■ **JOB**
In the entries that follow, find the word "Unique" and report each line it is on.
------ EXERCISE DATA
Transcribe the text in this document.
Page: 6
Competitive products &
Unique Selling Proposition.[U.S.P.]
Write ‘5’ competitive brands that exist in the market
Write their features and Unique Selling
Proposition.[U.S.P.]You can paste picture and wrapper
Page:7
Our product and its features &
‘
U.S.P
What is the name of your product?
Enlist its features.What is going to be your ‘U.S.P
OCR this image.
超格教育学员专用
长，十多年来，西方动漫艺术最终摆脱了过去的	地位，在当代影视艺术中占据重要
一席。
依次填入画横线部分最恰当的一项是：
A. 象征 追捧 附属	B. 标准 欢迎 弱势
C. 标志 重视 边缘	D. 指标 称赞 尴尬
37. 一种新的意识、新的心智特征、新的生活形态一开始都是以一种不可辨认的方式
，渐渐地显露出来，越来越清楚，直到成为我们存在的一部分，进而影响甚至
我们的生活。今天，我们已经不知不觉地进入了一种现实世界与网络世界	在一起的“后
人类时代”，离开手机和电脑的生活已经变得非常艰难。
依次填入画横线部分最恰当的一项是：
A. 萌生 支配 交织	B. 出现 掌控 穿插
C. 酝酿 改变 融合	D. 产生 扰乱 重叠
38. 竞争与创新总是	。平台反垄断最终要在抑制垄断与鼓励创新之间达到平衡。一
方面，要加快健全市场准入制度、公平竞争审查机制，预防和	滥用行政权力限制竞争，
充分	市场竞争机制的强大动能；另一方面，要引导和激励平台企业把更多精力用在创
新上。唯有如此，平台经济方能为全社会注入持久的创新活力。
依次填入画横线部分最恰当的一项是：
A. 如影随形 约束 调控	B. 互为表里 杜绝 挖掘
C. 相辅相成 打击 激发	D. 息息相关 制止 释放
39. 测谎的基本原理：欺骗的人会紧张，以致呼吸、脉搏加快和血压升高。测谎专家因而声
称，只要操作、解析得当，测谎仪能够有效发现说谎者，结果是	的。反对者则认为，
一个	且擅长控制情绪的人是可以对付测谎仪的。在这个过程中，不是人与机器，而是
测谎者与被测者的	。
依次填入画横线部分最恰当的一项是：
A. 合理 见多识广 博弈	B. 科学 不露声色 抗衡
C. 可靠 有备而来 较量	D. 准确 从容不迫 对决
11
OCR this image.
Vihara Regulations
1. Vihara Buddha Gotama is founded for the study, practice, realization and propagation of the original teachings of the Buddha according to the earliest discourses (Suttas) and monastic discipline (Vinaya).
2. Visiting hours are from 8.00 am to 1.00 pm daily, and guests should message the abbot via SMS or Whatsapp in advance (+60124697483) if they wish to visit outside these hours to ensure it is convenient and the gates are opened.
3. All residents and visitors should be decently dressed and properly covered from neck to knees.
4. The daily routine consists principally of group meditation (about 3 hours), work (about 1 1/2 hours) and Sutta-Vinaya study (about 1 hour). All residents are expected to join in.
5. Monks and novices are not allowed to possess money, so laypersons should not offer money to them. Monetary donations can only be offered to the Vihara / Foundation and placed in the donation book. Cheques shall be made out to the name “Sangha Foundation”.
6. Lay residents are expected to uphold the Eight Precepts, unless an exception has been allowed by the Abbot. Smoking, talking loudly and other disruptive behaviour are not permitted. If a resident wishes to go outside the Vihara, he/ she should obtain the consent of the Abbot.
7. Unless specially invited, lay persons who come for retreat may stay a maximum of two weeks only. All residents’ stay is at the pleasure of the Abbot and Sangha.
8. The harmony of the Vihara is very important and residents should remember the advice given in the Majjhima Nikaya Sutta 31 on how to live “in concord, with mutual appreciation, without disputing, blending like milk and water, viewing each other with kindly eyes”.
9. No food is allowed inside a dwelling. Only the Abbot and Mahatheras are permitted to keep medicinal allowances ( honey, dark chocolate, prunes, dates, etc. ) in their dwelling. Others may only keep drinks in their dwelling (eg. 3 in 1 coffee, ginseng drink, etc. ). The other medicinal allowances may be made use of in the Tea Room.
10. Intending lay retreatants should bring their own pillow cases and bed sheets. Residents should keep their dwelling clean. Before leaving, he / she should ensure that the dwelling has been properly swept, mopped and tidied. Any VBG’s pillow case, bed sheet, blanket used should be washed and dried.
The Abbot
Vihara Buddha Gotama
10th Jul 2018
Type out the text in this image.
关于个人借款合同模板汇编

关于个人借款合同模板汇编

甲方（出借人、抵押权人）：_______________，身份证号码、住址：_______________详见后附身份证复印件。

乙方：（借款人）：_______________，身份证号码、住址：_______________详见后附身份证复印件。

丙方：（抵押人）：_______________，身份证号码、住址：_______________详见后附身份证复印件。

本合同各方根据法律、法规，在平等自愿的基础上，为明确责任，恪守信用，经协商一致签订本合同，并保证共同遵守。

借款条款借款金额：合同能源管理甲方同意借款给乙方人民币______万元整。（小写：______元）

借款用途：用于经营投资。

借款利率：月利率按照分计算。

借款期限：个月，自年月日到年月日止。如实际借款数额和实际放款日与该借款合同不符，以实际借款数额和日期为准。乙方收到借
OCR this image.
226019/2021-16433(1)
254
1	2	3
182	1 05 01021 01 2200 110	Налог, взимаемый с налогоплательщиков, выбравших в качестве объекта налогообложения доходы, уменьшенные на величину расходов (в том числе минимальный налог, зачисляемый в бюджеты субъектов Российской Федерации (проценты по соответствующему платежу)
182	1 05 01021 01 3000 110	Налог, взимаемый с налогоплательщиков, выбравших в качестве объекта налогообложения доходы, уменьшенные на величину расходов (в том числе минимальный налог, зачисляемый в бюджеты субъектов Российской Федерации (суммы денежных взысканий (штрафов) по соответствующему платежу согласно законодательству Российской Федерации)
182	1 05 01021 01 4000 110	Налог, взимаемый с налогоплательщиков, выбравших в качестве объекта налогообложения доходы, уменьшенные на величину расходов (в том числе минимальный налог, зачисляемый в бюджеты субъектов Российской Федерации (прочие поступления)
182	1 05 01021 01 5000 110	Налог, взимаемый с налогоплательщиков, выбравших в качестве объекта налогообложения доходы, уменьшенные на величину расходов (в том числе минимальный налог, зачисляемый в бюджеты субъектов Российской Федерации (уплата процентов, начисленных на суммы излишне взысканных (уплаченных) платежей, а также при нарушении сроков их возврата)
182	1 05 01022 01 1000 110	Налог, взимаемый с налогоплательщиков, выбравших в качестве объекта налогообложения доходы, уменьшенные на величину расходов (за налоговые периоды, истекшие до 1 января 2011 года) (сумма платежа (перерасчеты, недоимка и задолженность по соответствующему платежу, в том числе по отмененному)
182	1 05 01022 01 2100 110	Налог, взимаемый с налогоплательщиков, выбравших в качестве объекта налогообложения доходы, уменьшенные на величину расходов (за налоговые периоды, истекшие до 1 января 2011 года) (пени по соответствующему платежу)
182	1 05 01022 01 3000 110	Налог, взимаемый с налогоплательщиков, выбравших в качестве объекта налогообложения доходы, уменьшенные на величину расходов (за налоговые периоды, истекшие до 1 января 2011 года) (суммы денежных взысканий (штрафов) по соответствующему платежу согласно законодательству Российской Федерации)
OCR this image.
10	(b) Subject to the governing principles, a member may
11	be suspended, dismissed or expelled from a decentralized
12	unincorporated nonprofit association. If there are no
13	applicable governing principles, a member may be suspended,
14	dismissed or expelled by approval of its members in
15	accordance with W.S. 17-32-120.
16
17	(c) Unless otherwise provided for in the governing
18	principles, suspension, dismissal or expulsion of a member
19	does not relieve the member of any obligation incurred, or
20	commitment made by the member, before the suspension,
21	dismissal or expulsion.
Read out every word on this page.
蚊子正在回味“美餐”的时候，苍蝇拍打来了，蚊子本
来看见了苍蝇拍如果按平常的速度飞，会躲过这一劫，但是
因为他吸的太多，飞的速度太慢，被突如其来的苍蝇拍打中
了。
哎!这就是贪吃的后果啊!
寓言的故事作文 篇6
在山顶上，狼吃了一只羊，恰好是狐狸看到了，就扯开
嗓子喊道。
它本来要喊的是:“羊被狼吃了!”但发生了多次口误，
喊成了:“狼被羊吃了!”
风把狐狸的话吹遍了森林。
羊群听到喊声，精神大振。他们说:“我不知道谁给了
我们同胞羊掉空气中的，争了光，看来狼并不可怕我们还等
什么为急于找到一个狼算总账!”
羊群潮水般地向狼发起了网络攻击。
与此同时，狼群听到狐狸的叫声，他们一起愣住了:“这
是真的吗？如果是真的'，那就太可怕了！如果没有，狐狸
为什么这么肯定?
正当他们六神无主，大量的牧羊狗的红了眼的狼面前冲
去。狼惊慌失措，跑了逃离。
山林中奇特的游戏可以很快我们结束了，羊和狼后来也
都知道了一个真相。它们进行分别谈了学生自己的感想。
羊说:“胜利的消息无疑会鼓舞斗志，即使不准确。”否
------------
■ **SOLUTION**
Unique Selling Proposition.[U.S.P.]
Write their features and Unique Selling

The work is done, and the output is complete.